> **Given instruction**: Show every line below where "lieu" can be found.

> **Data records**:
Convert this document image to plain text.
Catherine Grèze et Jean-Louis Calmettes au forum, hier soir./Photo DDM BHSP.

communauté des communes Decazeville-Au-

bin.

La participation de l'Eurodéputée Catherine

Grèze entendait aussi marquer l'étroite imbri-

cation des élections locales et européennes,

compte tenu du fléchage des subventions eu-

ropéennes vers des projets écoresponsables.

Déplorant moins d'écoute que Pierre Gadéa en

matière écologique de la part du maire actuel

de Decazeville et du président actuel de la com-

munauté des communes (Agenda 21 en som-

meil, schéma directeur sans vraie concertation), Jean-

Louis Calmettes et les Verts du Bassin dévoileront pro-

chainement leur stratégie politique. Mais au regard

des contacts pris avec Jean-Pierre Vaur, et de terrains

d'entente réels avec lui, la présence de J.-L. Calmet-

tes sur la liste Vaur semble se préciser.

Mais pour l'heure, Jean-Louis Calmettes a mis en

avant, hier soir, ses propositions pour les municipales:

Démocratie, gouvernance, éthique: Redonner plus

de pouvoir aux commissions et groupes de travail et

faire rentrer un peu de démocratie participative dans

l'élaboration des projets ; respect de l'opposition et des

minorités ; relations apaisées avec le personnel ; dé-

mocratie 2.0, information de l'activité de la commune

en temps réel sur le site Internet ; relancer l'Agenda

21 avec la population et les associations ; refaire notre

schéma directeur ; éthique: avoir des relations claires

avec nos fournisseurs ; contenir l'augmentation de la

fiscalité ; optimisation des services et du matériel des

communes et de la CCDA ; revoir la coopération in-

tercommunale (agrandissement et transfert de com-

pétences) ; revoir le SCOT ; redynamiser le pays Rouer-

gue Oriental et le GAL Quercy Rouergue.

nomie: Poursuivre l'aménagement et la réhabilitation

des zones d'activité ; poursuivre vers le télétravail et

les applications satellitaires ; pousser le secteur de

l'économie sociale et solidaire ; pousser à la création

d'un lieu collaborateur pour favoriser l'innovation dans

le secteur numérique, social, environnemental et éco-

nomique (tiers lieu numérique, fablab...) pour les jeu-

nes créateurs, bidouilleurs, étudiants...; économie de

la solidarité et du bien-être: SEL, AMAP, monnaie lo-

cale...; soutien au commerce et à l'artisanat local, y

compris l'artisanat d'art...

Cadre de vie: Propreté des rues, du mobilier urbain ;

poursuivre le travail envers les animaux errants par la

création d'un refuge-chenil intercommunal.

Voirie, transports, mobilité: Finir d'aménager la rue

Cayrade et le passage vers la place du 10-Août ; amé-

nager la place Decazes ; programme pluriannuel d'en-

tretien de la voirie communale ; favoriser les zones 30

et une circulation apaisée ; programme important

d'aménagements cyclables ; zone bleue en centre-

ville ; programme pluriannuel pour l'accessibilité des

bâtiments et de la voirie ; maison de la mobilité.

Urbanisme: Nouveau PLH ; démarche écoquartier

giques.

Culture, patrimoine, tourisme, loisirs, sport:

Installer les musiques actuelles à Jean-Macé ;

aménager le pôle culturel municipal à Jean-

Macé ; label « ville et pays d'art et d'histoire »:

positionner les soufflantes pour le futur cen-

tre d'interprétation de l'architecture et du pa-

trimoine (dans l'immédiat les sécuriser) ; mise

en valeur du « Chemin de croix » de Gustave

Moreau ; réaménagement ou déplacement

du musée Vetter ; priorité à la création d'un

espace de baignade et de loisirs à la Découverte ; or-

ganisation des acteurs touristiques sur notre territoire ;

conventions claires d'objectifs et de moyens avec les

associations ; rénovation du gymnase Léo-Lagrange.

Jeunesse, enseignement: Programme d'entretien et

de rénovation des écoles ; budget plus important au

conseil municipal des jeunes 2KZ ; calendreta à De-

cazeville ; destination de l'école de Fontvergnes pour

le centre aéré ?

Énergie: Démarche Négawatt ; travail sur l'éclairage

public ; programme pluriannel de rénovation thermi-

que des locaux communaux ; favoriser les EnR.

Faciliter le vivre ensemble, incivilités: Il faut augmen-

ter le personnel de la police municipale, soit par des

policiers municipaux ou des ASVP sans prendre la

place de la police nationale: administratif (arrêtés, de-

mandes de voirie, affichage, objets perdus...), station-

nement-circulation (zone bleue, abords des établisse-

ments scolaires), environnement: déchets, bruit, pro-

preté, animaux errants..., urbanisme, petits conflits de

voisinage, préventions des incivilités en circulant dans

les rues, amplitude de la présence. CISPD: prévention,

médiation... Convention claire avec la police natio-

> **The output**:
d'un lieu collaborateur pour favoriser l'innovation dans
nomique (tiers lieu numérique, fablab...) pour les jeu-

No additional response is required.